╭─ Items

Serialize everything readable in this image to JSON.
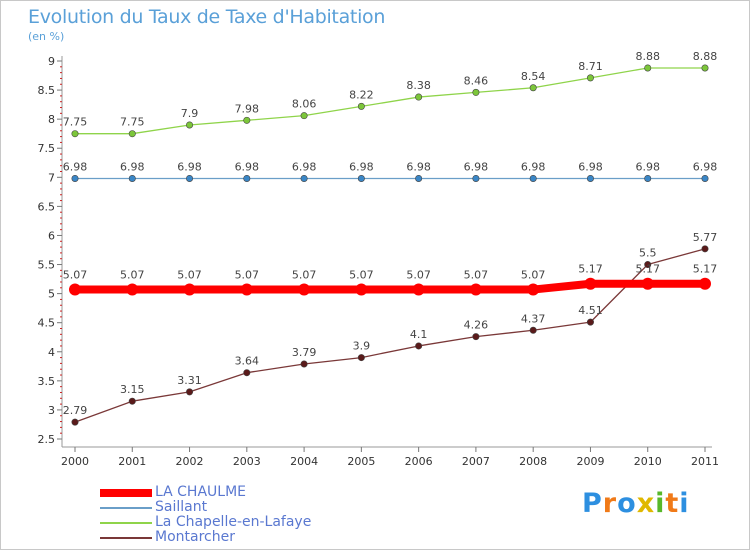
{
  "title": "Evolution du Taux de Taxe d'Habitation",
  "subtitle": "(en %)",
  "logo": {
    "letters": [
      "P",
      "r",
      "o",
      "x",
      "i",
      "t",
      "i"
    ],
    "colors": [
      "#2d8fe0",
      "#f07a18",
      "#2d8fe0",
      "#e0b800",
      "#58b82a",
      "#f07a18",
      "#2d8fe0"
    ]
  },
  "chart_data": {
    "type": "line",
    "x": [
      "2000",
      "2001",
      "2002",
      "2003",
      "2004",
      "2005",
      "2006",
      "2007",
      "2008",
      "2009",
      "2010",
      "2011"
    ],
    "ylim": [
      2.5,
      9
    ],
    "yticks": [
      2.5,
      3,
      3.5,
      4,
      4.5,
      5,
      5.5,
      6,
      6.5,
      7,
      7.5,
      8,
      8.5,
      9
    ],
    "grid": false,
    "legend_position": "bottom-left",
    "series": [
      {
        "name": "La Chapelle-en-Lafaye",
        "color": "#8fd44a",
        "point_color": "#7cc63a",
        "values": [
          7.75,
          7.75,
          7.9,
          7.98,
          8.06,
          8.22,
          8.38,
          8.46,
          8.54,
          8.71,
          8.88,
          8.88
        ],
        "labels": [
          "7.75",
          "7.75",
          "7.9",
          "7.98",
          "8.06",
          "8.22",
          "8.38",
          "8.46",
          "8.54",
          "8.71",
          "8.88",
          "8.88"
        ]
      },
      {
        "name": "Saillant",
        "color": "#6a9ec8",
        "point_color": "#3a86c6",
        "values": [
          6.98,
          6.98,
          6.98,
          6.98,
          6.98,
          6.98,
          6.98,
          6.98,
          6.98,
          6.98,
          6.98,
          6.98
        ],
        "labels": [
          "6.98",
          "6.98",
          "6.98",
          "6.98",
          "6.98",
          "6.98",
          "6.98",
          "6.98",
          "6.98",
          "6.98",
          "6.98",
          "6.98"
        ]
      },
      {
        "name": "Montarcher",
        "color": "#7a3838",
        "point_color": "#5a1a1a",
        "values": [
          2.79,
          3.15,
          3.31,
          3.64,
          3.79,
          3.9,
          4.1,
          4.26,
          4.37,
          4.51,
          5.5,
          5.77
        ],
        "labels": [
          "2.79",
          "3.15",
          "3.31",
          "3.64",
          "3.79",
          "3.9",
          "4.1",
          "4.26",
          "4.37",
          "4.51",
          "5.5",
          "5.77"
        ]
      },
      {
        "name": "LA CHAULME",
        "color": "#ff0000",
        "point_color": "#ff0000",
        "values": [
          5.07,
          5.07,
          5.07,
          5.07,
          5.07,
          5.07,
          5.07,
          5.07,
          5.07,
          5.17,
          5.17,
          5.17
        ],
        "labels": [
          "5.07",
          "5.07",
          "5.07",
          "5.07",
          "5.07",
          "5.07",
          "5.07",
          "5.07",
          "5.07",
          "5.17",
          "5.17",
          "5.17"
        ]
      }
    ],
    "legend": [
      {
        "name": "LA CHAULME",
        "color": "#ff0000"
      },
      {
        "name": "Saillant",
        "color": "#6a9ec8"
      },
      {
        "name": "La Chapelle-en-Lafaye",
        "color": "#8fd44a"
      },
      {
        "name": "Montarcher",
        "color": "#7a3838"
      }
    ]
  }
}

╰─

Without the images, write out each line of the data verbatim.

▶ [Task result]:
Serialize everything readable in this image to JSON.
{
  "title": "Evolution du Taux de Taxe d'Habitation",
  "subtitle": "(en %)",
  "logo": {
    "letters": [
      "P",
      "r",
      "o",
      "x",
      "i",
      "t",
      "i"
    ],
    "colors": [
      "#2d8fe0",
      "#f07a18",
      "#2d8fe0",
      "#e0b800",
      "#58b82a",
      "#f07a18",
      "#2d8fe0"
    ]
  },
  "chart_data": {
    "type": "line",
    "x": [
      "2000",
      "2001",
      "2002",
      "2003",
      "2004",
      "2005",
      "2006",
      "2007",
      "2008",
      "2009",
      "2010",
      "2011"
    ],
    "ylim": [
      2.5,
      9
    ],
    "yticks": [
      2.5,
      3,
      3.5,
      4,
      4.5,
      5,
      5.5,
      6,
      6.5,
      7,
      7.5,
      8,
      8.5,
      9
    ],
    "grid": false,
    "legend_position": "bottom-left",
    "series": [
      {
        "name": "La Chapelle-en-Lafaye",
        "color": "#8fd44a",
        "point_color": "#7cc63a",
        "values": [
          7.75,
          7.75,
          7.9,
          7.98,
          8.06,
          8.22,
          8.38,
          8.46,
          8.54,
          8.71,
          8.88,
          8.88
        ],
        "labels": [
          "7.75",
          "7.75",
          "7.9",
          "7.98",
          "8.06",
          "8.22",
          "8.38",
          "8.46",
          "8.54",
          "8.71",
          "8.88",
          "8.88"
        ]
      },
      {
        "name": "Saillant",
        "color": "#6a9ec8",
        "point_color": "#3a86c6",
        "values": [
          6.98,
          6.98,
          6.98,
          6.98,
          6.98,
          6.98,
          6.98,
          6.98,
          6.98,
          6.98,
          6.98,
          6.98
        ],
        "labels": [
          "6.98",
          "6.98",
          "6.98",
          "6.98",
          "6.98",
          "6.98",
          "6.98",
          "6.98",
          "6.98",
          "6.98",
          "6.98",
          "6.98"
        ]
      },
      {
        "name": "Montarcher",
        "color": "#7a3838",
        "point_color": "#5a1a1a",
        "values": [
          2.79,
          3.15,
          3.31,
          3.64,
          3.79,
          3.9,
          4.1,
          4.26,
          4.37,
          4.51,
          5.5,
          5.77
        ],
        "labels": [
          "2.79",
          "3.15",
          "3.31",
          "3.64",
          "3.79",
          "3.9",
          "4.1",
          "4.26",
          "4.37",
          "4.51",
          "5.5",
          "5.77"
        ]
      },
      {
        "name": "LA CHAULME",
        "color": "#ff0000",
        "point_color": "#ff0000",
        "values": [
          5.07,
          5.07,
          5.07,
          5.07,
          5.07,
          5.07,
          5.07,
          5.07,
          5.07,
          5.17,
          5.17,
          5.17
        ],
        "labels": [
          "5.07",
          "5.07",
          "5.07",
          "5.07",
          "5.07",
          "5.07",
          "5.07",
          "5.07",
          "5.07",
          "5.17",
          "5.17",
          "5.17"
        ]
      }
    ],
    "legend": [
      {
        "name": "LA CHAULME",
        "color": "#ff0000"
      },
      {
        "name": "Saillant",
        "color": "#6a9ec8"
      },
      {
        "name": "La Chapelle-en-Lafaye",
        "color": "#8fd44a"
      },
      {
        "name": "Montarcher",
        "color": "#7a3838"
      }
    ]
  }
}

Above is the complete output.